Collected data entries

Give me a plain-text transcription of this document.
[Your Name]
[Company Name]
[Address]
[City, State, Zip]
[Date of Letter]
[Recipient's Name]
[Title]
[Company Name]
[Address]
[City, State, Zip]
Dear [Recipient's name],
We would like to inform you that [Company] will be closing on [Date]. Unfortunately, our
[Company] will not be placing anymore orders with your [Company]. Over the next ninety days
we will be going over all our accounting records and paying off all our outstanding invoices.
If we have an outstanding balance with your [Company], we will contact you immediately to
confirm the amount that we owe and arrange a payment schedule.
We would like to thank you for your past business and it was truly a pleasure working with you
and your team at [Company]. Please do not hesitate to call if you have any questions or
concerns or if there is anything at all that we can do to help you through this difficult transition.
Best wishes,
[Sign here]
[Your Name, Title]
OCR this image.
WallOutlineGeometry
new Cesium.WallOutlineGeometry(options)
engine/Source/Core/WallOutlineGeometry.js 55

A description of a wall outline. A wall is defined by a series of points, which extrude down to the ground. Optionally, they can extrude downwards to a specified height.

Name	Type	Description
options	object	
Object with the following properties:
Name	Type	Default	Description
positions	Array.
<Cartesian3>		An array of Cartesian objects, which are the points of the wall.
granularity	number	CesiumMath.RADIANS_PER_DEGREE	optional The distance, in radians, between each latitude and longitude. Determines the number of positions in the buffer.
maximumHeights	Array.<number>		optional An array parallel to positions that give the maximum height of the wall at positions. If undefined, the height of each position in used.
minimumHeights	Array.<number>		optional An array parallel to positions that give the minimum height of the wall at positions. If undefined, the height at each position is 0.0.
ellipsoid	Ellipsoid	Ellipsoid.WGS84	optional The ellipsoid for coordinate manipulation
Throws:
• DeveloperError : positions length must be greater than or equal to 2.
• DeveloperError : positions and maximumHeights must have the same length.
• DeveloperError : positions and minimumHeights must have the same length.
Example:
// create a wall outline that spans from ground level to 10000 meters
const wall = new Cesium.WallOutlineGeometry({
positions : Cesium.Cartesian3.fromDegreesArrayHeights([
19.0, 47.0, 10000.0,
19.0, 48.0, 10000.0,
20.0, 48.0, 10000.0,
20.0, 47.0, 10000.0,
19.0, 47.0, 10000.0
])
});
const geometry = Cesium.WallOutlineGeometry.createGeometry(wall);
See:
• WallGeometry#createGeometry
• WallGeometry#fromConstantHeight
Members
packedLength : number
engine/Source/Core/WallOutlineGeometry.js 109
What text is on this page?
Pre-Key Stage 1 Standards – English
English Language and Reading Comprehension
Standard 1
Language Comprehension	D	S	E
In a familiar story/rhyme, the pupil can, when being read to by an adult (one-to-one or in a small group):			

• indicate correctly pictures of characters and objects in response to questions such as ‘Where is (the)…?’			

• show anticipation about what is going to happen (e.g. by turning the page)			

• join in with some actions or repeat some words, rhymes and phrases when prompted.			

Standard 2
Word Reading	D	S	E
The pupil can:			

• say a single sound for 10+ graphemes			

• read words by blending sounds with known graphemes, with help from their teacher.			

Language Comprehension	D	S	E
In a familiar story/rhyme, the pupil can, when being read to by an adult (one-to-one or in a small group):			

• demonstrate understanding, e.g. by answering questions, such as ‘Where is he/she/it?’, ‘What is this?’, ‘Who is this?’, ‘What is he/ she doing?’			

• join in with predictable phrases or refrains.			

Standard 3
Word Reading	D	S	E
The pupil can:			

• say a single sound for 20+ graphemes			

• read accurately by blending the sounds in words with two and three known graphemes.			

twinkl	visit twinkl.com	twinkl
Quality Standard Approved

[What you have to do]
Return every line exactly.

[Finished answer]
Give me a plain-text transcription of this document.
[Your Name]
[Company Name]
[Address]
[City, State, Zip]
[Date of Letter]
[Recipient's Name]
[Title]
[Company Name]
[Address]
[City, State, Zip]
Dear [Recipient's name],
We would like to inform you that [Company] will be closing on [Date]. Unfortunately, our
[Company] will not be placing anymore orders with your [Company]. Over the next ninety days
we will be going over all our accounting records and paying off all our outstanding invoices.
If we have an outstanding balance with your [Company], we will contact you immediately to
confirm the amount that we owe and arrange a payment schedule.
We would like to thank you for your past business and it was truly a pleasure working with you
and your team at [Company]. Please do not hesitate to call if you have any questions or
concerns or if there is anything at all that we can do to help you through this difficult transition.
Best wishes,
[Sign here]
[Your Name, Title]
OCR this image.
WallOutlineGeometry
new Cesium.WallOutlineGeometry(options)
engine/Source/Core/WallOutlineGeometry.js 55

A description of a wall outline. A wall is defined by a series of points, which extrude down to the ground. Optionally, they can extrude downwards to a specified height.

Name	Type	Description
options	object	
Object with the following properties:
Name	Type	Default	Description
positions	Array.
<Cartesian3>		An array of Cartesian objects, which are the points of the wall.
granularity	number	CesiumMath.RADIANS_PER_DEGREE	optional The distance, in radians, between each latitude and longitude. Determines the number of positions in the buffer.
maximumHeights	Array.<number>		optional An array parallel to positions that give the maximum height of the wall at positions. If undefined, the height of each position in used.
minimumHeights	Array.<number>		optional An array parallel to positions that give the minimum height of the wall at positions. If undefined, the height at each position is 0.0.
ellipsoid	Ellipsoid	Ellipsoid.WGS84	optional The ellipsoid for coordinate manipulation
Throws:
• DeveloperError : positions length must be greater than or equal to 2.
• DeveloperError : positions and maximumHeights must have the same length.
• DeveloperError : positions and minimumHeights must have the same length.
Example:
// create a wall outline that spans from ground level to 10000 meters
const wall = new Cesium.WallOutlineGeometry({
positions : Cesium.Cartesian3.fromDegreesArrayHeights([
19.0, 47.0, 10000.0,
19.0, 48.0, 10000.0,
20.0, 48.0, 10000.0,
20.0, 47.0, 10000.0,
19.0, 47.0, 10000.0
])
});
const geometry = Cesium.WallOutlineGeometry.createGeometry(wall);
See:
• WallGeometry#createGeometry
• WallGeometry#fromConstantHeight
Members
packedLength : number
engine/Source/Core/WallOutlineGeometry.js 109
What text is on this page?
Pre-Key Stage 1 Standards – English
English Language and Reading Comprehension
Standard 1
Language Comprehension	D	S	E
In a familiar story/rhyme, the pupil can, when being read to by an adult (one-to-one or in a small group):			

• indicate correctly pictures of characters and objects in response to questions such as ‘Where is (the)…?’			

• show anticipation about what is going to happen (e.g. by turning the page)			

• join in with some actions or repeat some words, rhymes and phrases when prompted.			

Standard 2
Word Reading	D	S	E
The pupil can:			

• say a single sound for 10+ graphemes			

• read words by blending sounds with known graphemes, with help from their teacher.			

Language Comprehension	D	S	E
In a familiar story/rhyme, the pupil can, when being read to by an adult (one-to-one or in a small group):			

• demonstrate understanding, e.g. by answering questions, such as ‘Where is he/she/it?’, ‘What is this?’, ‘Who is this?’, ‘What is he/ she doing?’			

• join in with predictable phrases or refrains.			

Standard 3
Word Reading	D	S	E
The pupil can:			

• say a single sound for 20+ graphemes			

• read accurately by blending the sounds in words with two and three known graphemes.			

twinkl	visit twinkl.com	twinkl
Quality Standard Approved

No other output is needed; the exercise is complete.